What to work on:
a - Repeat the climate change course description word for word, starting with "Upon successful completion, students" and going on through "of mediation strategies.".
b - Pick up the climate change course description after its last line and continue writing it.

Extract to read:
· · · · ·

BA Ancient History and History / Course details

Year of entry: 2024

Course unit details:
Climate change and societal response: Lessons from the past

Course unit fact file
Unit code SALC11011
Credit rating 20
Unit level Level 1
Teaching period(s) Semester 1
Available as a free choice unit? Yes

Overview

Climate change is one of the greatest challenges facing humankind today and most of the public discourse on this topic focuses on the future. And yet, all of our experience with the natural world lies in the past. By drawing on the contributions of archaeology, geography and history, this course offers unique long-term and culturally-specific perspectives on human–climate interaction. These disciplines provide baselines for evaluating how past human populations responded to rapid climate change, thereby providing deep historical insights that assist our understanding of how people may react to our contemporary climate issues, and discuss strategies that could be employed in the present day to increase human resilience and adaptation to these changes.

This course examines human–climate change interaction in the archaeological record from the Pleistocene into the historic present. Case studies will be intentionally wide-ranging to take stock of the great diversity of environmental, social and economic conditions under which rapid climate change occurred in the past, thus offering a wide range of contextual studies to evaluate questions of sustainability and social resilience. Alongside specific case studies, this module introduces students to the principles of environmental change and the techniques used to reconstruct past environments, including how to deal with differing chronological timescales and the resolutions at which different disciplines function. Finally, the module will also take stock of how current climate change puts archaeological/historical remains and landscapes at risk and what can be done to mediate its impact and protect and manage our heritage for generations to come.  

Aims

  • Understand the principles and underlying drivers of climate and environmental change over the course of the Quaternary.
  • Be familiar with the techniques we use to reconstruct past climate, and appreciate the implication of diverging chronological resolutions and timescales.
  • Understand how we link rapid climate and environmental change with periods, events and activities of archaeological/historic interest.
  • Gain familiarity with case studies from various regions and chronological periods in how societies responded to rapid climate change.
  • Be cognisant of strategies to help mediate the impact of current climate change on archaeological remains, heritage sites and landscapes.

Knowledge and understanding

Upon successful completion, students will have the knowledge and skills to:

  • Critically discuss advantages and limitations of theories and scientific methods used to investigate past climate change.
  • Evaluate interpretational challenges, including chronology resolution, inherent in a multi-disciplinary research approach to climate change.
  • Critically assess the value of different lines of evidence to understanding human-climate interactions in the past.
  • Show familiarity with a wide range of case studies and critically evaluate how past societies reacted to rapid climate change.
  • Understand the impact of climate change on archaeological remains, heritage sites and landscapes, and be cognisant of a range of mediation strategies.

Intellectual skills

  • Demonstrated an ability to evaluate and reflect upon different theoretical approaches and evidence types.
  • Acquired experience in summarizing one’s intellectual position.
  • Acquired experience in marshalling the evidence to support one’s own argument.

· · · · ·

(Some records)
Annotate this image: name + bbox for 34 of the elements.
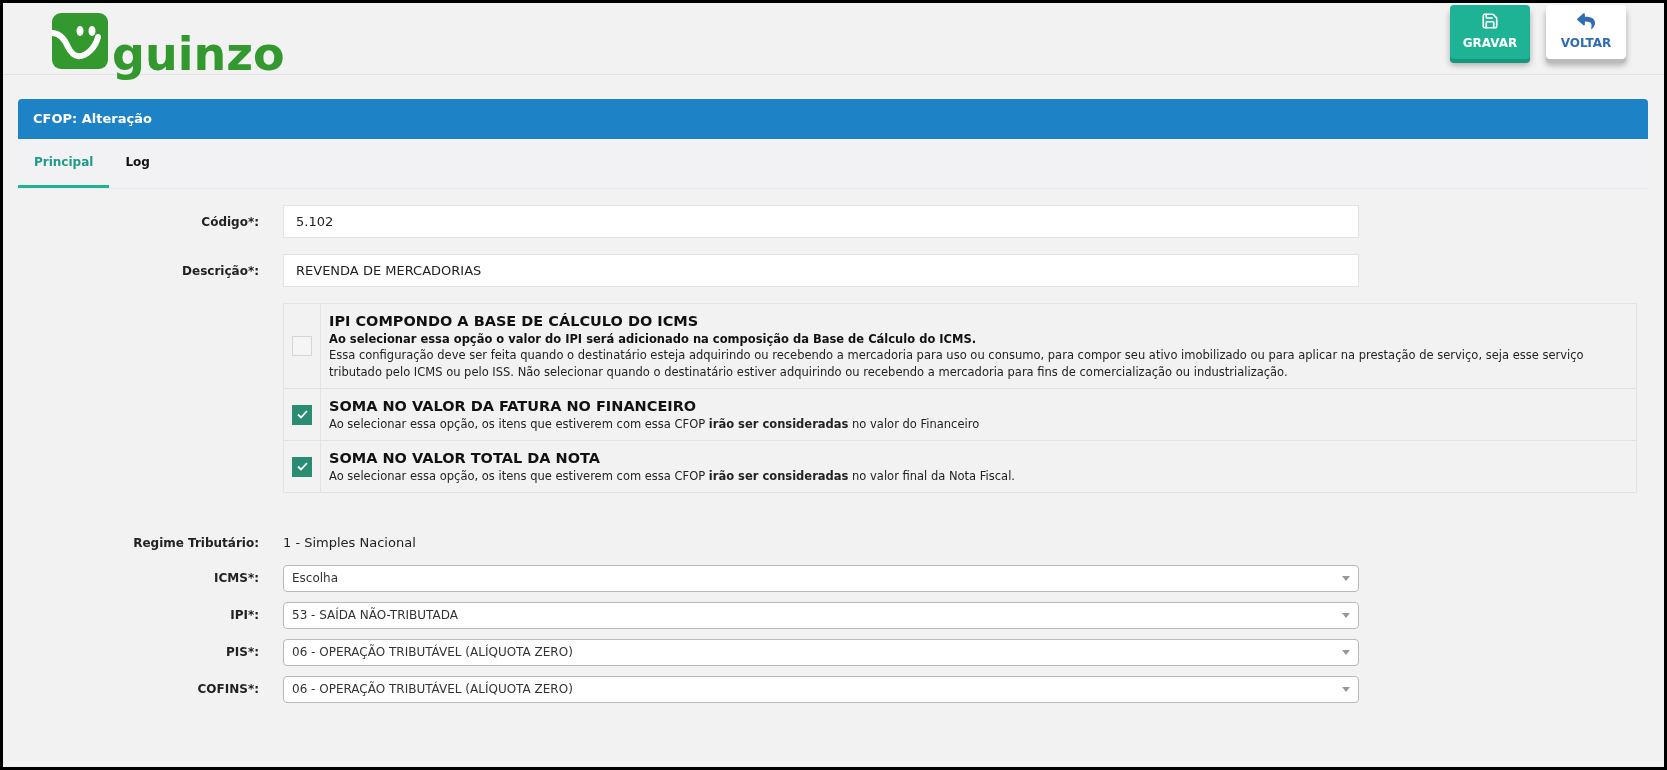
checkbox[interactable] [292,404,312,425]
field-label: PIS*: [225,644,260,661]
option-description: Ao selecionar essa opção, os itens que estiverem com essa CFOP irão ser consideradas no valor final da Nota Fiscal. [329,468,1015,485]
save-icon [1481,12,1499,30]
text-input[interactable]: REVENDA DE MERCADORIAS [283,254,1359,287]
regime-value: 1 - Simples Nacional [283,534,416,552]
smiley-logo-icon [52,13,108,69]
option-description: Essa configuração deve ser feita quando o destinatário esteja adquirindo ou recebendo a mercadoria para uso ou consumo, para compor seu ativo imobilizado ou para aplicar na prestação de serviço, seja esse serviço tributado pelo ICMS ou pelo ISS. Não selecionar quando o destinatário estiver adquirindo ou recebendo a mercadoria para fins de comercialização ou industrialização. [329,347,1585,381]
checkmark-icon [296,462,308,471]
select-dropdown[interactable]: 06 - OPERAÇÃO TRIBUTÁVEL (ALÍQUOTA ZERO) [283,638,1359,666]
field-label: Código*: [200,213,260,231]
field-label: COFINS*: [196,681,260,698]
select-dropdown[interactable]: Escolha [283,564,1359,592]
field-label: Descrição*: [181,262,260,280]
caret-icon [1342,686,1350,692]
select-dropdown[interactable]: 53 - SAÍDA NÃO-TRIBUTADA [283,601,1359,629]
select-dropdown[interactable]: 06 - OPERAÇÃO TRIBUTÁVEL (ALÍQUOTA ZERO) [283,675,1359,703]
option-description: Ao selecionar essa opção, os itens que estiverem com essa CFOP irão ser consideradas no valor do Financeiro [329,416,980,433]
field-label: ICMS*: [213,570,260,587]
tab[interactable]: Log [109,139,166,188]
checkbox[interactable] [292,456,312,477]
caret-icon [1342,575,1350,581]
caret-icon [1342,612,1350,618]
panel-header: CFOP: Alteração [18,99,1648,139]
option-title: SOMA NO VALOR DA FATURA NO FINANCEIRO [329,397,698,416]
option-title: IPI COMPONDO A BASE DE CÁLCULO DO ICMS [329,312,700,331]
reply-arrow-icon [1577,12,1595,30]
checkmark-icon [296,410,308,419]
option-title: SOMA NO VALOR TOTAL DA NOTA [329,449,601,468]
option-note: Ao selecionar essa opção o valor do IPI será adicionado na composição da Base de Cálculo do ICMS. [329,331,978,347]
field-label: Regime Tributário: [132,534,260,552]
field-label: IPI*: [229,607,260,624]
text-input[interactable]: 5.102 [283,205,1359,238]
caret-icon [1342,649,1350,655]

· · · · ·

Outputs for the tasks:
a -
Upon successful completion, students will have the knowledge and skills to:

  • Critically discuss advantages and limitations of theories and scientific methods used to investigate past climate change.
  • Evaluate interpretational challenges, including chronology resolution, inherent in a multi-disciplinary research approach to climate change.
  • Critically assess the value of different lines of evidence to understanding human-climate interactions in the past.
  • Show familiarity with a wide range of case studies and critically evaluate how past societies reacted to rapid climate change.
  • Understand the impact of climate change on archaeological remains, heritage sites and landscapes, and be cognisant of a range of mediation strategies.

b -
Practical skills

  • Acquired experience in presenting and reflecting upon evidence orally in a group context.
  • Demonstrated an ability to utilize Blackboard.
  • Demonstrate an ability to research a topic using library and internet resources.
  • Developed an awareness of appropriate academic conventions for presentation of written arguments.

Transferable skills and personal qualities

  • Gained practice in managing time and working to deadlines.
  • Acquired experience in contributing to group discussions.
  • Demonstrated an ability to communicate in written work.
  • Developed experience in a critical use of the Internet to retrieve information.

Employability skills

Oral communication
Personal Capabilities: writing and oral presentation skills, group working, independent learning.
Research
Generic Competencies: communicating in the seminar context; identifying the key aspects of arguments; use of library and online resources; writing and note taking.
Written communication
Cognitive Skills: the critical evaluation of scholarly materials; summarising a body of literature; structuring and sustaining arguments vocally and in written form.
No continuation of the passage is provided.